Data records:

_ _ _ _ _

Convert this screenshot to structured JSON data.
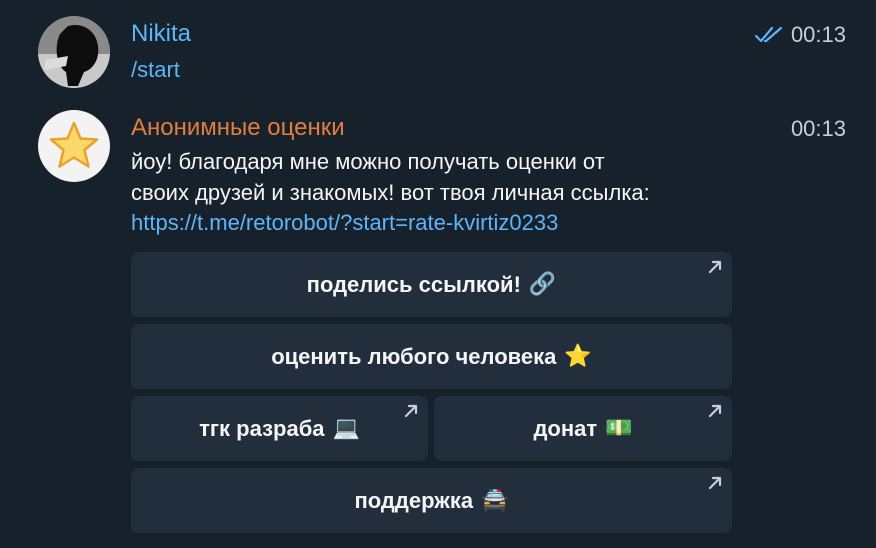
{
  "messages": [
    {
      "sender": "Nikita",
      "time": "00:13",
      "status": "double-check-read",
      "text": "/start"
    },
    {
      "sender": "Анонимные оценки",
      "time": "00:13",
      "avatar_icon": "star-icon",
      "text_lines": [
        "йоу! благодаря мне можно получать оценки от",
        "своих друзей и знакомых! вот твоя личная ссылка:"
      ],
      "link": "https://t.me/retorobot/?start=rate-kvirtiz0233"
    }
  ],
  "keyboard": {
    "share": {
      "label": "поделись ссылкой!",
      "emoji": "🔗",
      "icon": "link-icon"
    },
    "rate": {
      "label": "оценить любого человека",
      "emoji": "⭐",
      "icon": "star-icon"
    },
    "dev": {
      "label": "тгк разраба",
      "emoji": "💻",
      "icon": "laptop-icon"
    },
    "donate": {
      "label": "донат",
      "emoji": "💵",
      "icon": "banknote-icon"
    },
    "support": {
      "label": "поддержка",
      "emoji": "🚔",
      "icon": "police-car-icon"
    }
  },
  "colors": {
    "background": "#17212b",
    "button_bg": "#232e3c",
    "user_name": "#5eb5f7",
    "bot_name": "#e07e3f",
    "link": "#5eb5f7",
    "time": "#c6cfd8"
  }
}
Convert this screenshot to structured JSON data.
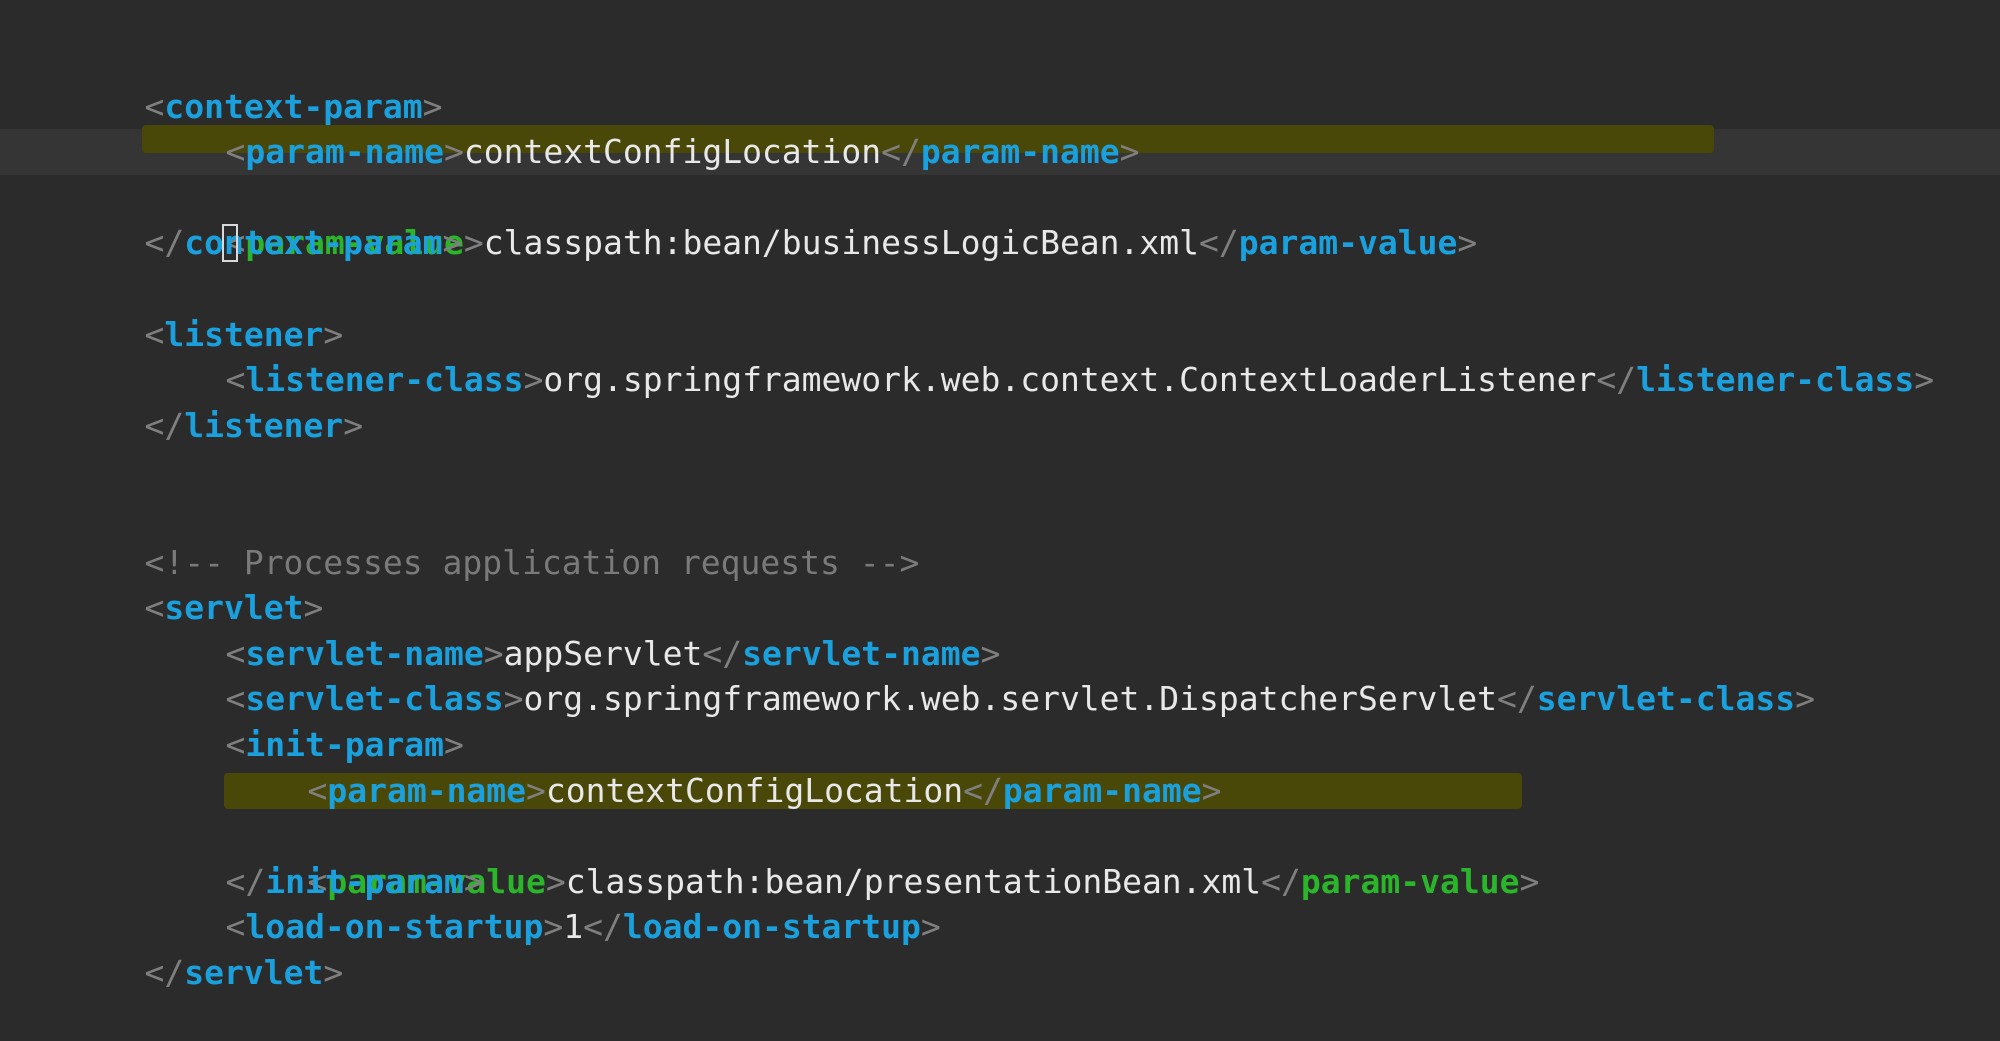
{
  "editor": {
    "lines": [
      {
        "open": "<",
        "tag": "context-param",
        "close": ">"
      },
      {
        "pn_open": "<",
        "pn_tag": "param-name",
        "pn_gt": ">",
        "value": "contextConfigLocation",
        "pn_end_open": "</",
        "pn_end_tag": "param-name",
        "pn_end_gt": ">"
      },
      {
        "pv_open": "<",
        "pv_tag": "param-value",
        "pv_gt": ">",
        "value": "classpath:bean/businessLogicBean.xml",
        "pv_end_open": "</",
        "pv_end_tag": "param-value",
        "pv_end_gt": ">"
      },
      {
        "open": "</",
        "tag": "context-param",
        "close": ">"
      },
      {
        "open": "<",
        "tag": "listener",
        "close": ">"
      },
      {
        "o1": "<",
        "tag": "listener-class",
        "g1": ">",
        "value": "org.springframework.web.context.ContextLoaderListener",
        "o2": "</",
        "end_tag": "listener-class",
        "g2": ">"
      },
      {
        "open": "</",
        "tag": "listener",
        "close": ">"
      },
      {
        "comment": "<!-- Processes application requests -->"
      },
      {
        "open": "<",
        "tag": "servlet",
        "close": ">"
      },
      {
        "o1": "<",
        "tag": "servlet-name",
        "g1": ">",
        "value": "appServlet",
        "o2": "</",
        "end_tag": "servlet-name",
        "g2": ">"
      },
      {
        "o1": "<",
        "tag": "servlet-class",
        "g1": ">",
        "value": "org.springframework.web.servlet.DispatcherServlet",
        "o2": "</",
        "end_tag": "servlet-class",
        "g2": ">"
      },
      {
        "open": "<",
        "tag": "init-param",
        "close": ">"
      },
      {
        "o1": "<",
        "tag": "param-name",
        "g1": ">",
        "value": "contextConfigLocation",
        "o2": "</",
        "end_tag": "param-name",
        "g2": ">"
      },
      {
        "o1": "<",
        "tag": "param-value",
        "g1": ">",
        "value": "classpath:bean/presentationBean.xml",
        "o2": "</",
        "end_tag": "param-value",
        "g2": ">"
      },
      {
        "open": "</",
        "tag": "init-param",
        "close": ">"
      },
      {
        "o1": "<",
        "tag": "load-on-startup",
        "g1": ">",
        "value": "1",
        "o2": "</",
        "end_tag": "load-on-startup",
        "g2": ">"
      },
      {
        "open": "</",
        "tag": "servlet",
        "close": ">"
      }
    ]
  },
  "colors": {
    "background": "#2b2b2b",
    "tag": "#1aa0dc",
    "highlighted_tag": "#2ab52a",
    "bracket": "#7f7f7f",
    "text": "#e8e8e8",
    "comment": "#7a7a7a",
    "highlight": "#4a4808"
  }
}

_ _ _ _ _

WHAT IS BEING ASKED: Go through the entries above and output them exactly, without pictures.

THE REPLY:
Convert this screenshot to structured JSON data.
{
  "messages": [
    {
      "sender": "Nikita",
      "time": "00:13",
      "status": "double-check-read",
      "text": "/start"
    },
    {
      "sender": "Анонимные оценки",
      "time": "00:13",
      "avatar_icon": "star-icon",
      "text_lines": [
        "йоу! благодаря мне можно получать оценки от",
        "своих друзей и знакомых! вот твоя личная ссылка:"
      ],
      "link": "https://t.me/retorobot/?start=rate-kvirtiz0233"
    }
  ],
  "keyboard": {
    "share": {
      "label": "поделись ссылкой!",
      "emoji": "🔗",
      "icon": "link-icon"
    },
    "rate": {
      "label": "оценить любого человека",
      "emoji": "⭐",
      "icon": "star-icon"
    },
    "dev": {
      "label": "тгк разраба",
      "emoji": "💻",
      "icon": "laptop-icon"
    },
    "donate": {
      "label": "донат",
      "emoji": "💵",
      "icon": "banknote-icon"
    },
    "support": {
      "label": "поддержка",
      "emoji": "🚔",
      "icon": "police-car-icon"
    }
  },
  "colors": {
    "background": "#17212b",
    "button_bg": "#232e3c",
    "user_name": "#5eb5f7",
    "bot_name": "#e07e3f",
    "link": "#5eb5f7",
    "time": "#c6cfd8"
  }
}
Convert this screenshot to structured JSON data.
{
  "editor": {
    "lines": [
      {
        "open": "<",
        "tag": "context-param",
        "close": ">"
      },
      {
        "pn_open": "<",
        "pn_tag": "param-name",
        "pn_gt": ">",
        "value": "contextConfigLocation",
        "pn_end_open": "</",
        "pn_end_tag": "param-name",
        "pn_end_gt": ">"
      },
      {
        "pv_open": "<",
        "pv_tag": "param-value",
        "pv_gt": ">",
        "value": "classpath:bean/businessLogicBean.xml",
        "pv_end_open": "</",
        "pv_end_tag": "param-value",
        "pv_end_gt": ">"
      },
      {
        "open": "</",
        "tag": "context-param",
        "close": ">"
      },
      {
        "open": "<",
        "tag": "listener",
        "close": ">"
      },
      {
        "o1": "<",
        "tag": "listener-class",
        "g1": ">",
        "value": "org.springframework.web.context.ContextLoaderListener",
        "o2": "</",
        "end_tag": "listener-class",
        "g2": ">"
      },
      {
        "open": "</",
        "tag": "listener",
        "close": ">"
      },
      {
        "comment": "<!-- Processes application requests -->"
      },
      {
        "open": "<",
        "tag": "servlet",
        "close": ">"
      },
      {
        "o1": "<",
        "tag": "servlet-name",
        "g1": ">",
        "value": "appServlet",
        "o2": "</",
        "end_tag": "servlet-name",
        "g2": ">"
      },
      {
        "o1": "<",
        "tag": "servlet-class",
        "g1": ">",
        "value": "org.springframework.web.servlet.DispatcherServlet",
        "o2": "</",
        "end_tag": "servlet-class",
        "g2": ">"
      },
      {
        "open": "<",
        "tag": "init-param",
        "close": ">"
      },
      {
        "o1": "<",
        "tag": "param-name",
        "g1": ">",
        "value": "contextConfigLocation",
        "o2": "</",
        "end_tag": "param-name",
        "g2": ">"
      },
      {
        "o1": "<",
        "tag": "param-value",
        "g1": ">",
        "value": "classpath:bean/presentationBean.xml",
        "o2": "</",
        "end_tag": "param-value",
        "g2": ">"
      },
      {
        "open": "</",
        "tag": "init-param",
        "close": ">"
      },
      {
        "o1": "<",
        "tag": "load-on-startup",
        "g1": ">",
        "value": "1",
        "o2": "</",
        "end_tag": "load-on-startup",
        "g2": ">"
      },
      {
        "open": "</",
        "tag": "servlet",
        "close": ">"
      }
    ]
  },
  "colors": {
    "background": "#2b2b2b",
    "tag": "#1aa0dc",
    "highlighted_tag": "#2ab52a",
    "bracket": "#7f7f7f",
    "text": "#e8e8e8",
    "comment": "#7a7a7a",
    "highlight": "#4a4808"
  }
}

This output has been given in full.